WHAT YOU ARE ASKED TO DO: Skip the pictures and repeat each line of the data exactly.

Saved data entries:
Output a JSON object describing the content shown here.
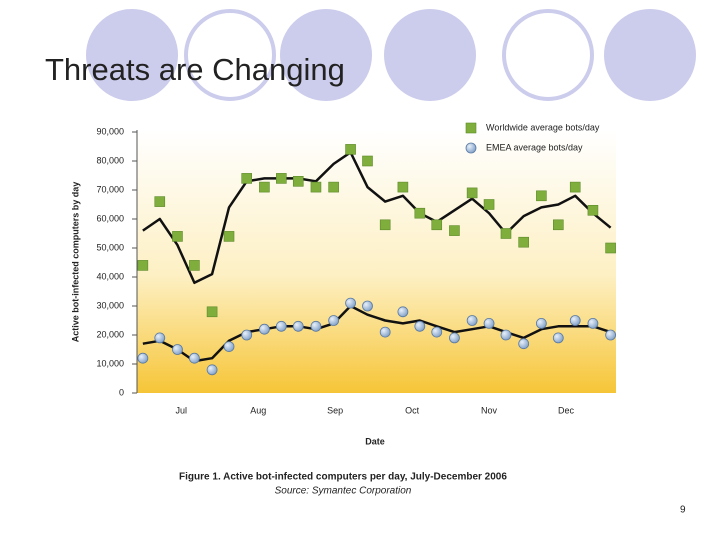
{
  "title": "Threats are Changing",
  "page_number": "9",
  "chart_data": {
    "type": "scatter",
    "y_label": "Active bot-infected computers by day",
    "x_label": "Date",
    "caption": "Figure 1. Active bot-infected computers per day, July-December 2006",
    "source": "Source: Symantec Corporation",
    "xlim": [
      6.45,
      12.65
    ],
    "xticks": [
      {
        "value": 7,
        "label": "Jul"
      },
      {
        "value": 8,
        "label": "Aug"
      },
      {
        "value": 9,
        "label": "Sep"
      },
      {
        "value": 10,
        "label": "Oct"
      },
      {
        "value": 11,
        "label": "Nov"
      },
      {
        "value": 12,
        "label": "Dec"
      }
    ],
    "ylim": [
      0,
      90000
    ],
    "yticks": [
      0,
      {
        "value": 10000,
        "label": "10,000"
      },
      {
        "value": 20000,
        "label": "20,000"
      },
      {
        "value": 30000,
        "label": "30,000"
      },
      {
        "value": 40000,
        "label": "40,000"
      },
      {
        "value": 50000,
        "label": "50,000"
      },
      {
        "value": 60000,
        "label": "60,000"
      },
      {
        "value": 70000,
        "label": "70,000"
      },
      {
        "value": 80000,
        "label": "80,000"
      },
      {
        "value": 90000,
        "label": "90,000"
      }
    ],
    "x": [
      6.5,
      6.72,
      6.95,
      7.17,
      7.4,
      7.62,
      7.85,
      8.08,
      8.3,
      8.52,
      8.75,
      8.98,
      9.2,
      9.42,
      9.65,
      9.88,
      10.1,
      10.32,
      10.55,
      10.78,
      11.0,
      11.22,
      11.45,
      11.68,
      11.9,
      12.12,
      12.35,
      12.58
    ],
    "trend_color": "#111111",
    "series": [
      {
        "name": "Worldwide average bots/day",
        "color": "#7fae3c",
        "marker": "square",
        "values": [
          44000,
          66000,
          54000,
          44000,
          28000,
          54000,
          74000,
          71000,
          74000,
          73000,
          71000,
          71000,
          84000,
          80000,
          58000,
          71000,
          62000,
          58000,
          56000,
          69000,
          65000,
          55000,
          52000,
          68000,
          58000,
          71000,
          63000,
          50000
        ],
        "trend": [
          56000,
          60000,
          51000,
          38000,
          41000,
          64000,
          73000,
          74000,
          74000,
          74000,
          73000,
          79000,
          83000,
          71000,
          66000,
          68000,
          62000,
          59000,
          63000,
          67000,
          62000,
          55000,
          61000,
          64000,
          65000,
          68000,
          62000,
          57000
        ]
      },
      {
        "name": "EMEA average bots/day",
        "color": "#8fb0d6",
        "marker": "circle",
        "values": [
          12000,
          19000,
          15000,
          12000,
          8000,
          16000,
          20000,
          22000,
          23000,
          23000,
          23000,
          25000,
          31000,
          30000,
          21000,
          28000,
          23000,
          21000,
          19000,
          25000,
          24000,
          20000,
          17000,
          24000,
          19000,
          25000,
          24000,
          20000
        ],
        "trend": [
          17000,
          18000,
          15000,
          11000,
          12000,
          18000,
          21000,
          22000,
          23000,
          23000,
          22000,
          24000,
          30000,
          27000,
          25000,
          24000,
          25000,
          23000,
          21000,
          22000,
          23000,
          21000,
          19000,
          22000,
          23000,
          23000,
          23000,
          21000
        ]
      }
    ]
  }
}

THE REPLY:
Output a JSON object describing the content shown here.
{
  "title": "Threats are Changing",
  "page_number": "9",
  "chart_data": {
    "type": "scatter",
    "y_label": "Active bot-infected computers by day",
    "x_label": "Date",
    "caption": "Figure 1. Active bot-infected computers per day, July-December 2006",
    "source": "Source: Symantec Corporation",
    "xlim": [
      6.45,
      12.65
    ],
    "xticks": [
      {
        "value": 7,
        "label": "Jul"
      },
      {
        "value": 8,
        "label": "Aug"
      },
      {
        "value": 9,
        "label": "Sep"
      },
      {
        "value": 10,
        "label": "Oct"
      },
      {
        "value": 11,
        "label": "Nov"
      },
      {
        "value": 12,
        "label": "Dec"
      }
    ],
    "ylim": [
      0,
      90000
    ],
    "yticks": [
      0,
      {
        "value": 10000,
        "label": "10,000"
      },
      {
        "value": 20000,
        "label": "20,000"
      },
      {
        "value": 30000,
        "label": "30,000"
      },
      {
        "value": 40000,
        "label": "40,000"
      },
      {
        "value": 50000,
        "label": "50,000"
      },
      {
        "value": 60000,
        "label": "60,000"
      },
      {
        "value": 70000,
        "label": "70,000"
      },
      {
        "value": 80000,
        "label": "80,000"
      },
      {
        "value": 90000,
        "label": "90,000"
      }
    ],
    "x": [
      6.5,
      6.72,
      6.95,
      7.17,
      7.4,
      7.62,
      7.85,
      8.08,
      8.3,
      8.52,
      8.75,
      8.98,
      9.2,
      9.42,
      9.65,
      9.88,
      10.1,
      10.32,
      10.55,
      10.78,
      11.0,
      11.22,
      11.45,
      11.68,
      11.9,
      12.12,
      12.35,
      12.58
    ],
    "trend_color": "#111111",
    "series": [
      {
        "name": "Worldwide average bots/day",
        "color": "#7fae3c",
        "marker": "square",
        "values": [
          44000,
          66000,
          54000,
          44000,
          28000,
          54000,
          74000,
          71000,
          74000,
          73000,
          71000,
          71000,
          84000,
          80000,
          58000,
          71000,
          62000,
          58000,
          56000,
          69000,
          65000,
          55000,
          52000,
          68000,
          58000,
          71000,
          63000,
          50000
        ],
        "trend": [
          56000,
          60000,
          51000,
          38000,
          41000,
          64000,
          73000,
          74000,
          74000,
          74000,
          73000,
          79000,
          83000,
          71000,
          66000,
          68000,
          62000,
          59000,
          63000,
          67000,
          62000,
          55000,
          61000,
          64000,
          65000,
          68000,
          62000,
          57000
        ]
      },
      {
        "name": "EMEA average bots/day",
        "color": "#8fb0d6",
        "marker": "circle",
        "values": [
          12000,
          19000,
          15000,
          12000,
          8000,
          16000,
          20000,
          22000,
          23000,
          23000,
          23000,
          25000,
          31000,
          30000,
          21000,
          28000,
          23000,
          21000,
          19000,
          25000,
          24000,
          20000,
          17000,
          24000,
          19000,
          25000,
          24000,
          20000
        ],
        "trend": [
          17000,
          18000,
          15000,
          11000,
          12000,
          18000,
          21000,
          22000,
          23000,
          23000,
          22000,
          24000,
          30000,
          27000,
          25000,
          24000,
          25000,
          23000,
          21000,
          22000,
          23000,
          21000,
          19000,
          22000,
          23000,
          23000,
          23000,
          21000
        ]
      }
    ]
  }
}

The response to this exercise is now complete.